Bounding box prediction data:
=======

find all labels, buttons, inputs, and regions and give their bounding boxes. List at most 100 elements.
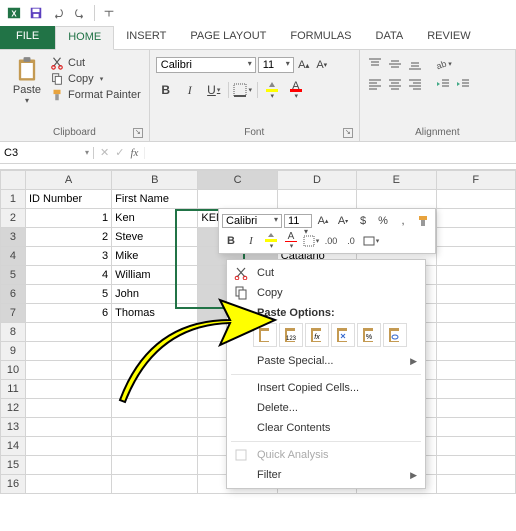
cell[interactable]: Steve [112,228,198,247]
mini-bold[interactable]: B [222,232,240,250]
cell[interactable] [112,437,198,456]
row-header[interactable]: 13 [1,418,26,437]
mini-percent-button[interactable]: % [374,212,392,230]
cell[interactable] [436,323,515,342]
align-right-button[interactable] [406,76,424,92]
cell[interactable] [112,456,198,475]
cell[interactable] [198,190,277,209]
qat-customize-icon[interactable] [99,3,119,23]
row-header[interactable]: 8 [1,323,26,342]
increase-font-button[interactable]: A▴ [296,56,312,74]
cell[interactable] [25,361,111,380]
col-header-a[interactable]: A [25,171,111,190]
cell[interactable] [25,380,111,399]
paste-transpose-icon[interactable] [331,323,355,347]
mini-decrease-font[interactable]: A▾ [334,212,352,230]
cell[interactable] [112,380,198,399]
mini-currency-button[interactable]: $ [354,212,372,230]
italic-button[interactable]: I [180,80,200,100]
ctx-copy[interactable]: Copy [227,283,425,303]
align-bottom-button[interactable] [406,56,424,72]
underline-button[interactable]: U [204,80,224,100]
mini-fill-color[interactable] [262,232,280,250]
paste-button[interactable]: Paste ▾ [6,52,48,126]
cell[interactable] [25,418,111,437]
row-header[interactable]: 1 [1,190,26,209]
mini-italic[interactable]: I [242,232,260,250]
cell[interactable] [436,266,515,285]
tab-file[interactable]: FILE [0,26,55,49]
mini-font-name[interactable]: Calibri [222,214,282,228]
row-header[interactable]: 3 [1,228,26,247]
cell[interactable] [436,247,515,266]
cell[interactable] [436,209,515,228]
save-icon[interactable] [26,3,46,23]
cell[interactable]: 6 [25,304,111,323]
mini-comma-button[interactable]: , [394,212,412,230]
cell[interactable]: First Name [112,190,198,209]
cell[interactable]: 4 [25,266,111,285]
align-left-button[interactable] [366,76,384,92]
row-header[interactable]: 14 [1,437,26,456]
paste-formatting-icon[interactable]: % [357,323,381,347]
cell[interactable]: 1 [25,209,111,228]
cell[interactable]: 5 [25,285,111,304]
cell[interactable] [25,399,111,418]
align-center-button[interactable] [386,76,404,92]
cell[interactable] [436,456,515,475]
decrease-font-button[interactable]: A▾ [314,56,330,74]
cell[interactable] [25,342,111,361]
row-header[interactable]: 4 [1,247,26,266]
cell[interactable] [112,361,198,380]
row-header[interactable]: 2 [1,209,26,228]
cut-button[interactable]: Cut [50,56,141,70]
cell[interactable]: 3 [25,247,111,266]
increase-indent-button[interactable] [454,76,472,92]
cell[interactable] [436,380,515,399]
cell[interactable]: William [112,266,198,285]
cell[interactable]: 2 [25,228,111,247]
cell[interactable] [25,475,111,494]
cell[interactable] [112,323,198,342]
select-all-corner[interactable] [1,171,26,190]
cell[interactable] [277,190,356,209]
align-top-button[interactable] [366,56,384,72]
ctx-insert-copied[interactable]: Insert Copied Cells... [227,378,425,398]
col-header-c[interactable]: C [198,171,277,190]
row-header[interactable]: 6 [1,285,26,304]
mini-decrease-decimal[interactable]: .0 [342,232,360,250]
row-header[interactable]: 11 [1,380,26,399]
row-header[interactable]: 15 [1,456,26,475]
col-header-f[interactable]: F [436,171,515,190]
font-dialog-launcher[interactable]: ↘ [343,128,353,138]
cell[interactable] [112,342,198,361]
mini-font-size[interactable]: 11 [284,214,312,228]
cell[interactable] [436,228,515,247]
undo-icon[interactable] [48,3,68,23]
cell[interactable] [436,361,515,380]
font-color-button[interactable]: A [286,80,306,100]
tab-review[interactable]: REVIEW [415,26,482,49]
cell[interactable] [25,456,111,475]
cell[interactable] [112,475,198,494]
row-header[interactable]: 7 [1,304,26,323]
format-painter-button[interactable]: Format Painter [50,88,141,102]
mini-increase-decimal[interactable]: .00 [322,232,340,250]
ctx-paste-special[interactable]: Paste Special...▶ [227,351,425,371]
bold-button[interactable]: B [156,80,176,100]
cell[interactable] [436,399,515,418]
cell[interactable]: Thomas [112,304,198,323]
tab-data[interactable]: DATA [364,26,416,49]
fx-icon[interactable]: fx [130,147,145,159]
tab-formulas[interactable]: FORMULAS [278,26,363,49]
cell[interactable] [436,418,515,437]
cell[interactable]: Mike [112,247,198,266]
paste-all-icon[interactable] [253,323,277,347]
cell[interactable] [436,285,515,304]
mini-merge[interactable] [362,232,380,250]
row-header[interactable]: 10 [1,361,26,380]
mini-increase-font[interactable]: A▴ [314,212,332,230]
align-middle-button[interactable] [386,56,404,72]
cell[interactable] [112,399,198,418]
cell[interactable] [436,342,515,361]
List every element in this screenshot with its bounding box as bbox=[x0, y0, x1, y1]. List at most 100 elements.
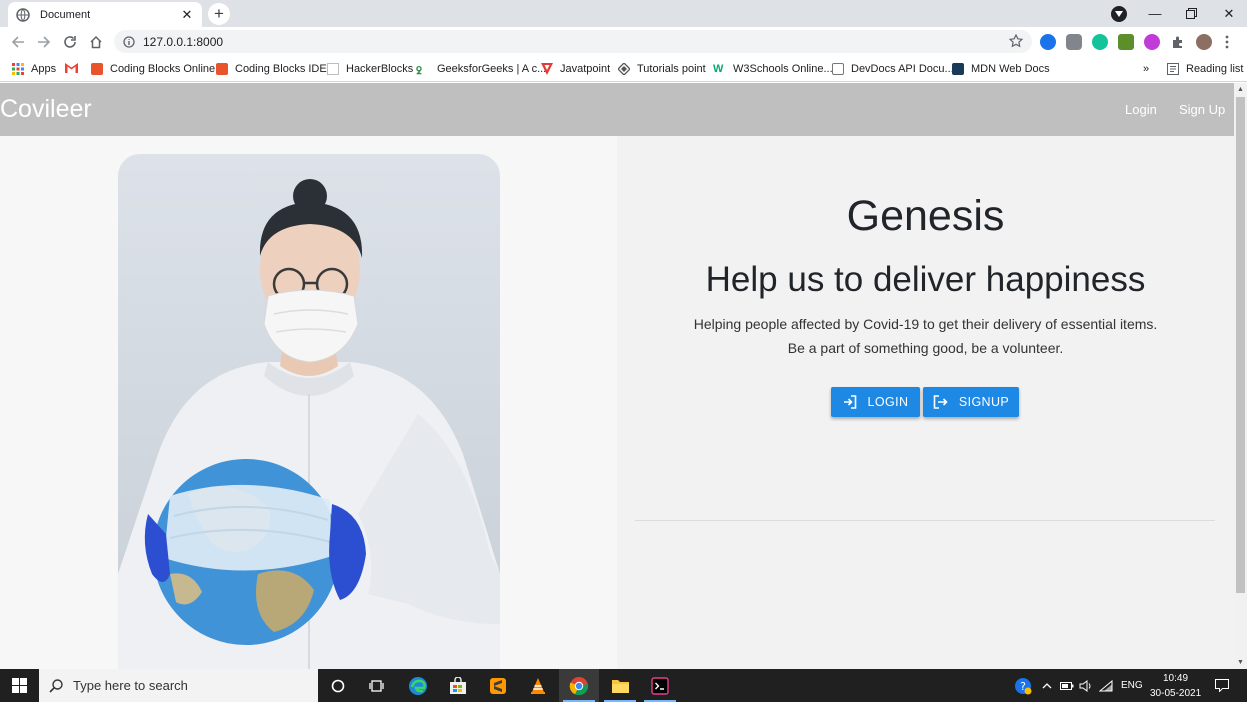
bookmark-label: HackerBlocks bbox=[346, 63, 414, 75]
bookmark-label: Tutorials point bbox=[637, 63, 706, 75]
info-icon[interactable] bbox=[123, 35, 135, 48]
notification-icon bbox=[1215, 679, 1229, 692]
grammarly-extension-icon[interactable] bbox=[1092, 34, 1108, 50]
bookmark-mdn[interactable]: MDN Web Docs bbox=[952, 61, 1050, 77]
show-hidden-icons-button[interactable] bbox=[1038, 669, 1056, 702]
hero-title: Genesis bbox=[846, 192, 1005, 240]
network-tray-button[interactable] bbox=[1096, 669, 1116, 702]
gfg-icon: ꝿ bbox=[416, 66, 422, 77]
hp-extension-icon[interactable] bbox=[1040, 34, 1056, 50]
kebab-menu-icon[interactable] bbox=[1222, 34, 1232, 50]
bookmark-apps[interactable]: Apps bbox=[12, 61, 56, 77]
bug-extension-icon[interactable] bbox=[1066, 34, 1082, 50]
scrollbar-thumb[interactable] bbox=[1236, 97, 1245, 593]
battery-tray-button[interactable] bbox=[1057, 669, 1077, 702]
language-indicator[interactable]: ENG bbox=[1121, 680, 1143, 691]
taskbar-file-explorer[interactable] bbox=[600, 669, 640, 702]
avatar[interactable] bbox=[1196, 34, 1212, 50]
hero-panel: Genesis Help us to deliver happiness Hel… bbox=[617, 136, 1234, 669]
clock-date[interactable]: 30-05-2021 bbox=[1150, 688, 1201, 699]
bookmark-label: DevDocs API Docu... bbox=[851, 63, 954, 75]
taskbar-store[interactable] bbox=[438, 669, 478, 702]
close-window-button[interactable]: ✕ bbox=[1211, 0, 1247, 27]
taskbar-sublime-text[interactable] bbox=[478, 669, 518, 702]
bookmarks-bar: Apps Coding Blocks Online Coding Blocks … bbox=[0, 56, 1247, 82]
chevron-up-icon bbox=[1042, 682, 1052, 688]
overflow-label: » bbox=[1143, 63, 1150, 75]
reading-list-icon bbox=[1167, 63, 1179, 75]
sublime-text-icon bbox=[490, 677, 506, 694]
cortana-button[interactable] bbox=[318, 669, 358, 702]
home-button[interactable] bbox=[86, 32, 106, 52]
page-viewport: Covileer Login Sign Up Genesis Help us t… bbox=[0, 83, 1234, 669]
extension-icon-purple[interactable] bbox=[1144, 34, 1160, 50]
taskbar-terminal[interactable] bbox=[640, 669, 680, 702]
w3schools-icon: W bbox=[713, 63, 724, 75]
task-view-button[interactable] bbox=[357, 669, 397, 702]
close-tab-icon[interactable]: ✕ bbox=[180, 7, 194, 23]
hero-description-line-2: Be a part of something good, be a volunt… bbox=[787, 340, 1064, 356]
task-view-icon bbox=[369, 679, 384, 692]
globe-icon bbox=[16, 7, 30, 22]
browser-tab[interactable]: Document ✕ bbox=[8, 2, 202, 27]
bookmarks-overflow-button[interactable]: » bbox=[1143, 61, 1149, 77]
taskbar-edge[interactable] bbox=[398, 669, 438, 702]
login-icon bbox=[843, 395, 857, 409]
reload-icon bbox=[64, 36, 76, 48]
forward-button[interactable] bbox=[34, 32, 54, 52]
start-button[interactable] bbox=[0, 669, 38, 702]
bookmark-coding-blocks-ide[interactable]: Coding Blocks IDE bbox=[216, 61, 327, 77]
wifi-icon bbox=[1099, 679, 1113, 691]
profile-menu-icon[interactable] bbox=[1111, 6, 1127, 22]
search-placeholder: Type here to search bbox=[73, 678, 188, 693]
search-icon bbox=[49, 678, 63, 693]
brand-logo[interactable]: Covileer bbox=[0, 95, 92, 124]
new-tab-button[interactable]: + bbox=[208, 3, 230, 25]
address-bar[interactable]: 127.0.0.1:8000 bbox=[114, 30, 1032, 53]
help-tray-button[interactable]: ? bbox=[1006, 669, 1040, 702]
bookmark-label: Apps bbox=[31, 63, 57, 75]
bookmark-hackerblocks[interactable]: HackerBlocks bbox=[327, 61, 413, 77]
extension-icon-green[interactable] bbox=[1118, 34, 1134, 50]
volume-tray-button[interactable] bbox=[1076, 669, 1096, 702]
javatpoint-icon bbox=[541, 63, 553, 75]
terminal-icon bbox=[651, 676, 669, 695]
taskbar-chrome[interactable] bbox=[559, 669, 599, 702]
speaker-icon bbox=[1079, 679, 1091, 692]
bookmark-javatpoint[interactable]: Javatpoint bbox=[541, 61, 610, 77]
bookmark-tutorials-point[interactable]: Tutorials point bbox=[617, 61, 706, 77]
logout-icon bbox=[933, 395, 948, 409]
bookmark-w3schools[interactable]: W W3Schools Online... bbox=[713, 61, 833, 77]
home-icon bbox=[90, 35, 102, 49]
bookmark-star-icon[interactable] bbox=[1008, 33, 1024, 53]
coding-blocks-icon bbox=[91, 63, 103, 75]
back-button[interactable] bbox=[8, 32, 28, 52]
url-text[interactable]: 127.0.0.1:8000 bbox=[143, 35, 223, 49]
bookmark-coding-blocks-online[interactable]: Coding Blocks Online bbox=[91, 61, 215, 77]
windows-logo-icon bbox=[11, 678, 27, 693]
taskbar-search-input[interactable]: Type here to search bbox=[39, 669, 318, 702]
mdn-icon bbox=[952, 63, 964, 75]
volunteer-globe-photo bbox=[118, 154, 500, 669]
puzzle-extensions-icon[interactable] bbox=[1170, 34, 1186, 50]
clock-time[interactable]: 10:49 bbox=[1163, 673, 1188, 684]
chrome-icon bbox=[569, 676, 589, 695]
restore-window-button[interactable] bbox=[1173, 0, 1209, 27]
page-icon bbox=[327, 63, 339, 75]
scroll-down-icon[interactable]: ▼ bbox=[1234, 656, 1247, 669]
hero-login-button[interactable]: LOGIN bbox=[831, 387, 920, 417]
minimize-window-button[interactable]: — bbox=[1137, 0, 1173, 27]
bookmark-gmail[interactable] bbox=[65, 61, 84, 77]
taskbar-vlc[interactable] bbox=[518, 669, 558, 702]
reading-list-button[interactable]: Reading list bbox=[1167, 61, 1243, 77]
page-scrollbar[interactable]: ▲ ▼ bbox=[1234, 83, 1247, 669]
notifications-button[interactable] bbox=[1208, 669, 1236, 702]
bookmark-geeksforgeeks[interactable]: ꝿ GeeksforGeeks | A c... bbox=[416, 61, 546, 77]
bookmark-devdocs[interactable]: DevDocs API Docu... bbox=[832, 61, 954, 77]
nav-signup-link[interactable]: Sign Up bbox=[1179, 102, 1225, 117]
site-navbar: Covileer Login Sign Up bbox=[0, 83, 1234, 136]
reload-button[interactable] bbox=[60, 32, 80, 52]
nav-login-link[interactable]: Login bbox=[1125, 102, 1157, 117]
hero-signup-button[interactable]: SIGNUP bbox=[923, 387, 1019, 417]
scroll-up-icon[interactable]: ▲ bbox=[1234, 83, 1247, 96]
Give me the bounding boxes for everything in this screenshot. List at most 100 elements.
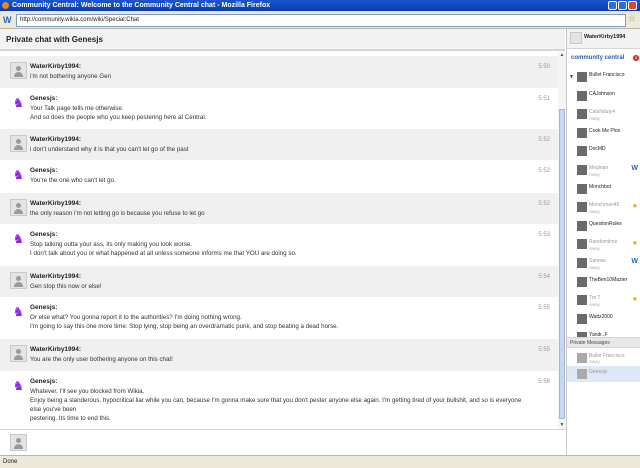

=======

Exercise prompt: In the records, which lines mention the word "here"? Copy those lines.

Worked solution:
search-placeholder: Type here to search bbox=[73, 678, 188, 693]
taskbar-search-input[interactable]: Type here to search bbox=[39, 669, 318, 702]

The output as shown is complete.